### To be done
Identify each line below containing the string "Culture" and copy it.

* Start Information given *

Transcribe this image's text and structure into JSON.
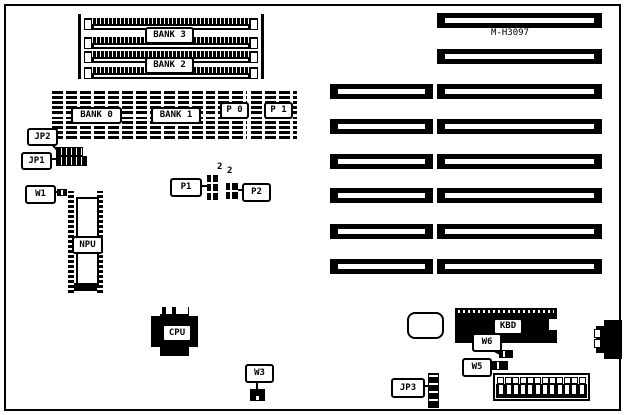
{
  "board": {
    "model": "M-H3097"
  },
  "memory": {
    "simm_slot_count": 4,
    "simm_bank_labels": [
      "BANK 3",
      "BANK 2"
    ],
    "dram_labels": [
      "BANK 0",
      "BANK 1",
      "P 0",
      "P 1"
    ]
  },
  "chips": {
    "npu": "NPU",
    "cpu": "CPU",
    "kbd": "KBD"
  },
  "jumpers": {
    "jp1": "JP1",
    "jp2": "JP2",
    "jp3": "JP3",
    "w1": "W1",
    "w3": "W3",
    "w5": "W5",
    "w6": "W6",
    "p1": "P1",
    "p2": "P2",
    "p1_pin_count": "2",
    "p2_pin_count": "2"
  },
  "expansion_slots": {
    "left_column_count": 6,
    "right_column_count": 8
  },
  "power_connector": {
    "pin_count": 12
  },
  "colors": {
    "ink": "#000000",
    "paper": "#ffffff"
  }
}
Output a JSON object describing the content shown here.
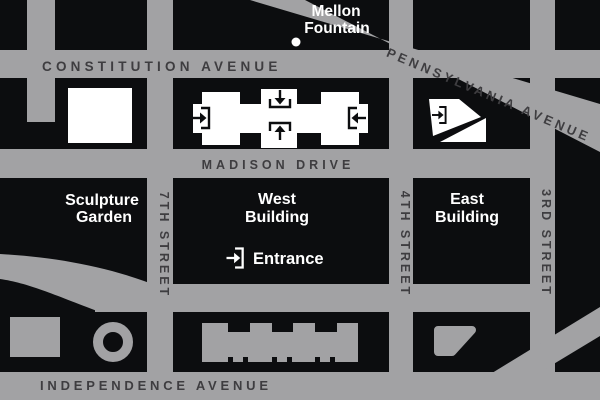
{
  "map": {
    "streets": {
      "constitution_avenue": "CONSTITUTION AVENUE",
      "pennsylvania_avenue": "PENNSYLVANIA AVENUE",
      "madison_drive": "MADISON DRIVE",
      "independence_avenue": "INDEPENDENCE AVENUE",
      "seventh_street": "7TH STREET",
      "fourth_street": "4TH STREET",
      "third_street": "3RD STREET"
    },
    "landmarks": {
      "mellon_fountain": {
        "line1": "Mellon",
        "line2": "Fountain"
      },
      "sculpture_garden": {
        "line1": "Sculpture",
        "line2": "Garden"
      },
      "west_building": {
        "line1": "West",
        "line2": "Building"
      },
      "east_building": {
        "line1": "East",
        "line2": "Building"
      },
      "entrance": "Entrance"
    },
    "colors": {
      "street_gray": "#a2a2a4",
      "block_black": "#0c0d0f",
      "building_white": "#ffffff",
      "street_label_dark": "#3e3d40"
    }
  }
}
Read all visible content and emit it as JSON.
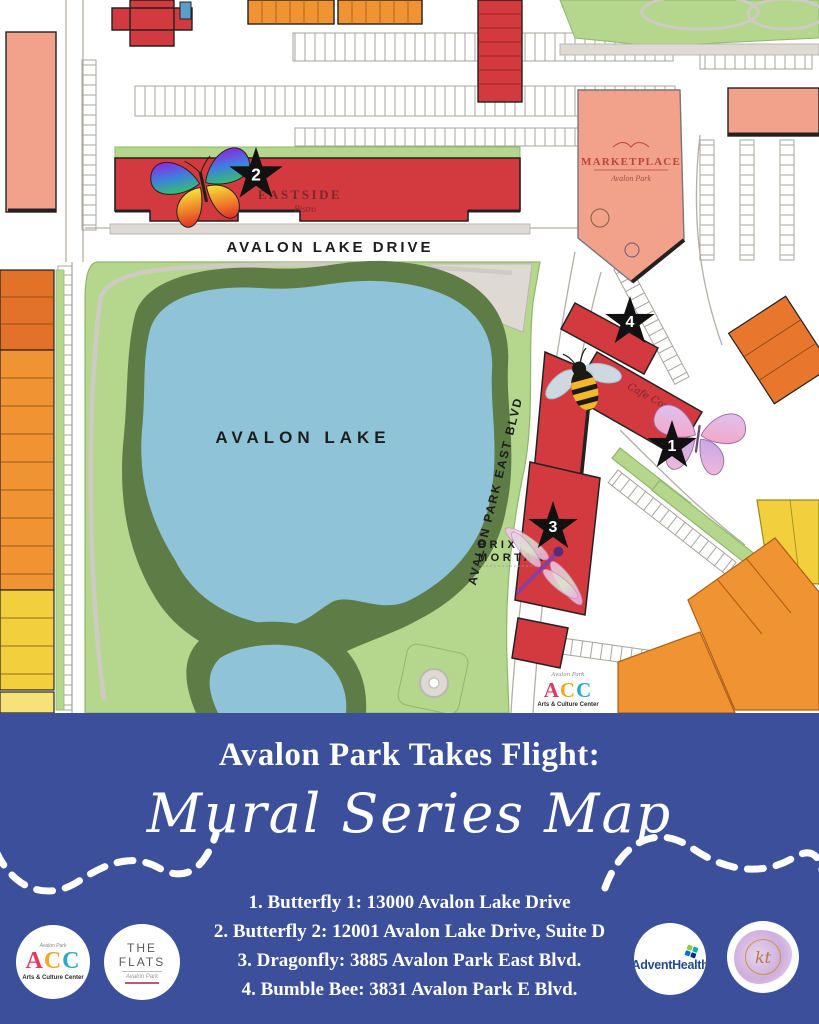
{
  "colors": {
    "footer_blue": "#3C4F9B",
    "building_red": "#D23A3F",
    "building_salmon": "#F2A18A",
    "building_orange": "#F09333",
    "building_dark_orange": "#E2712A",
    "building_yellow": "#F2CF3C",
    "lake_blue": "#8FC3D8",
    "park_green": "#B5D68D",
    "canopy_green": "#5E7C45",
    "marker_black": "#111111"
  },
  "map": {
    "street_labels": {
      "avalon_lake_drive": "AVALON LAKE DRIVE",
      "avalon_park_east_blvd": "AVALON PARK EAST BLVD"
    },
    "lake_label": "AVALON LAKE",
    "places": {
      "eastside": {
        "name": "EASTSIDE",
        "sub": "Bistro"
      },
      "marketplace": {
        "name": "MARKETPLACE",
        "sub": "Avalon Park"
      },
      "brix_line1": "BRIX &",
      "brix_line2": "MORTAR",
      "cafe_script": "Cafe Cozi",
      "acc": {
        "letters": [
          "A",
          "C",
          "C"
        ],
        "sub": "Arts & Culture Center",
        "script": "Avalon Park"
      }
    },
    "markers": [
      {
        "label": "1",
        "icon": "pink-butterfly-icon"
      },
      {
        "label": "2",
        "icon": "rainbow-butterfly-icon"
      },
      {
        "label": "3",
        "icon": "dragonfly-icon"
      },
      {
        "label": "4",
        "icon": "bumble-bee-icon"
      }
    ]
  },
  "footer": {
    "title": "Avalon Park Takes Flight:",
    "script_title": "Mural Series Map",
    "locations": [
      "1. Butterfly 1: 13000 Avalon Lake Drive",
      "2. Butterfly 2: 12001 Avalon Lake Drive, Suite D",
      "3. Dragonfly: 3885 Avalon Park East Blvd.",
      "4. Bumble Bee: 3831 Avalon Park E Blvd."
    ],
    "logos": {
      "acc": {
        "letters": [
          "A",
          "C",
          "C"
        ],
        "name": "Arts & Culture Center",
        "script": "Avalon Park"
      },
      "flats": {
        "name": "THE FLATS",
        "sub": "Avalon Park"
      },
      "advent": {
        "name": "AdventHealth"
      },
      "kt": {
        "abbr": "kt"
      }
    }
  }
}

* End Information given *

### Result of this task
        "sub": "Arts & Culture Center",
        "name": "Arts & Culture Center",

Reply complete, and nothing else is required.